Written problem >> Output all lines exactly.

The records >>
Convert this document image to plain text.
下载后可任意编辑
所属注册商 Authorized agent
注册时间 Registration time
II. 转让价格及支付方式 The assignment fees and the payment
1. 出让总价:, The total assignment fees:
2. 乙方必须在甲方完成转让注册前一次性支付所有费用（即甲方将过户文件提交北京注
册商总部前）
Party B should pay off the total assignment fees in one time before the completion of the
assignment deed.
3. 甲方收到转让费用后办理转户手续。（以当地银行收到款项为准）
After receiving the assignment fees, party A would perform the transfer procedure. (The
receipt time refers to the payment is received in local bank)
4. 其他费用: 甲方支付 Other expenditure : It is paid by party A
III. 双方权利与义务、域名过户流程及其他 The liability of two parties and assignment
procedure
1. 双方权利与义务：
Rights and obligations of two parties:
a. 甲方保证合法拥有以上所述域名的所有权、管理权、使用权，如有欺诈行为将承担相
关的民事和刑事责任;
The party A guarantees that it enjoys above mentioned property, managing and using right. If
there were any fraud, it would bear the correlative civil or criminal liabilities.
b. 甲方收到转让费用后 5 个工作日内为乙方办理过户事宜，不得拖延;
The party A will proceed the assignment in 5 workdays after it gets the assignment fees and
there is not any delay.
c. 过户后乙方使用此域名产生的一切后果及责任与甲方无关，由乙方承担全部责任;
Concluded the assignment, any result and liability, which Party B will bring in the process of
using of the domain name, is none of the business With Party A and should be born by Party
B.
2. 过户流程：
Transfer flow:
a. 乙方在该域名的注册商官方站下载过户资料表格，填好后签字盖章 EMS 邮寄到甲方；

Full output >>
Convert this document image to plain text.
下载后可任意编辑
所属注册商 Authorized agent
注册时间 Registration time
II. 转让价格及支付方式 The assignment fees and the payment
1. 出让总价:, The total assignment fees:
2. 乙方必须在甲方完成转让注册前一次性支付所有费用（即甲方将过户文件提交北京注
册商总部前）
Party B should pay off the total assignment fees in one time before the completion of the
assignment deed.
3. 甲方收到转让费用后办理转户手续。（以当地银行收到款项为准）
After receiving the assignment fees, party A would perform the transfer procedure. (The
receipt time refers to the payment is received in local bank)
4. 其他费用: 甲方支付 Other expenditure : It is paid by party A
III. 双方权利与义务、域名过户流程及其他 The liability of two parties and assignment
procedure
1. 双方权利与义务：
Rights and obligations of two parties:
a. 甲方保证合法拥有以上所述域名的所有权、管理权、使用权，如有欺诈行为将承担相
关的民事和刑事责任;
The party A guarantees that it enjoys above mentioned property, managing and using right. If
there were any fraud, it would bear the correlative civil or criminal liabilities.
b. 甲方收到转让费用后 5 个工作日内为乙方办理过户事宜，不得拖延;
The party A will proceed the assignment in 5 workdays after it gets the assignment fees and
there is not any delay.
c. 过户后乙方使用此域名产生的一切后果及责任与甲方无关，由乙方承担全部责任;
Concluded the assignment, any result and liability, which Party B will bring in the process of
using of the domain name, is none of the business With Party A and should be born by Party
B.
2. 过户流程：
Transfer flow:
a. 乙方在该域名的注册商官方站下载过户资料表格，填好后签字盖章 EMS 邮寄到甲方；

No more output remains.